**Extrait**:
━━━

# Changement d'image de départ.



## Kevin.S (27 Octobre 2011)

Bonsoir à tous et à toutes,

Voila que depuis quelque temps, je me suis posé une question.
Comme vous le savez, lorsque vous allumez votre ordinateur, un fond blanc s'affiche avec la demande  de mot de passe et la pomme.

Puisque ce fond blanc est comme une image, pourquoi ne pas la modifier à sa guise?

J'aimerai savoir si il est possible de modifier cette image blanche, en la remplaçant par une image perso?

J'ai cherché dans la bibliothèque, mais en vin, je ne trouve pas le dossier lié à ce fond blanc.

Je pense que tout élément créé par l'homme peut être modifiable, en parlant de PC bien sur 

Je vous remercie d'avance pour vos réponses, et please, pas d'embrouille, nous croquons tous la pomme^^, soyons solidaire


----------



## marctiger (27 Octobre 2011)

En effet je me souvins que du temps de Tiger, voire Panther... , il y avait un hack ou un petit script pour faire cela, mais lequel... ?

En tout cas cela doit encore exister.


----------



## Kevin.S (27 Octobre 2011)

Il faudrait carrement un hack ou script pour ça??

Pourtant c'est juste une image, je pensais pas que cela etait si compliqué


----------



## Lucieaus (27 Octobre 2011)

Avec ceci.


----------



## Kevin.S (27 Octobre 2011)

━━━

**Données fournies**:

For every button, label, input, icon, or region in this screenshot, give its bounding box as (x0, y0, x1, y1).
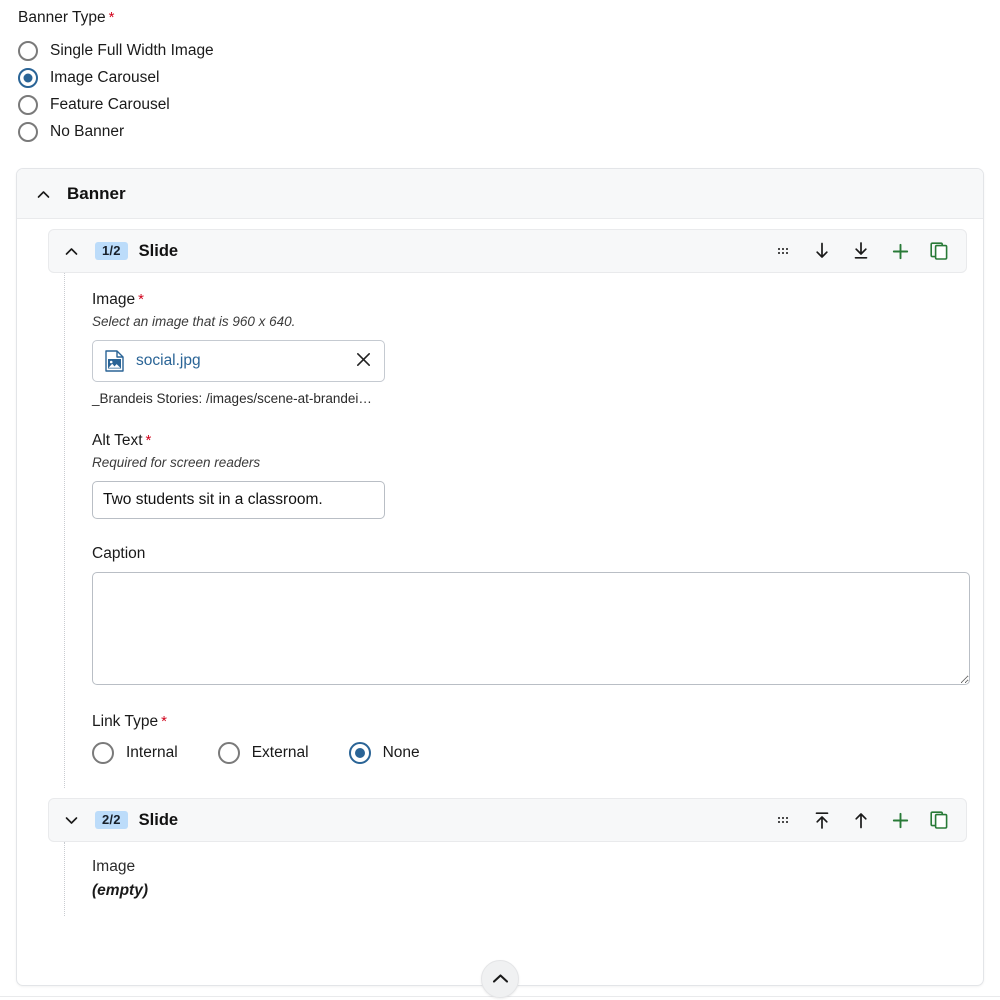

━━━

**Consignes**:
• A. Les affirmations suivantes concordent-elles avec l'extrait sur l'image de départ ? Répondez par oui ou par non pour chacune en citant les mots décisifs : (i) Kevin.S n'a pas trouvé, dans la bibliothèque, le dossier lié au fond blanc ; (ii) selon marctiger, le hack remontait à Leopard ; (iii) Kevin.S s'attendait à une modification compliquée.
• B. Relevez tous les pseudonymes des participants qui signent un message dans l'extrait.
• C. Poursuivez le fil de discussion sur le changement de l'image de départ à partir de son dernier en-tête.

**Réponses**:
• A.
(i) Oui : « je ne trouve pas le dossier lié à ce fond blanc ».
(ii) Non : « du temps de Tiger, voire Panther ».
(iii) Non : « je pensais pas que cela etait si compliqué ».

• B. Kevin.S, marctiger, Lucieaus

• C.
Alors comment te dire?

MERRRCCIII  

juste pour être un peut chiant et pas bacler mon sujet^^, es tu sur du bon fonctionnement du logiciel?


----------



## Tyte (28 Octobre 2011)

J'utilise cette app et je n'ai eu aucun problème


----------



## Kevin.S (28 Octobre 2011)

Ok parfait, merci de la réponse


----------



## K-rim (30 Octobre 2011)

Je l'ai longtemps utilisé sous Snow Leopard, et c'était agréable de pouvoir changer le fond d'accueil a sa guise ^^ par contre c'est foutu maintenant que je suis sur lion .. !


----------



## Larme (1 Novembre 2011)

Apparemment, Lion Designer le fait également (en plus de faire d'autres trucs)


----------



## wath68 (9 Novembre 2011)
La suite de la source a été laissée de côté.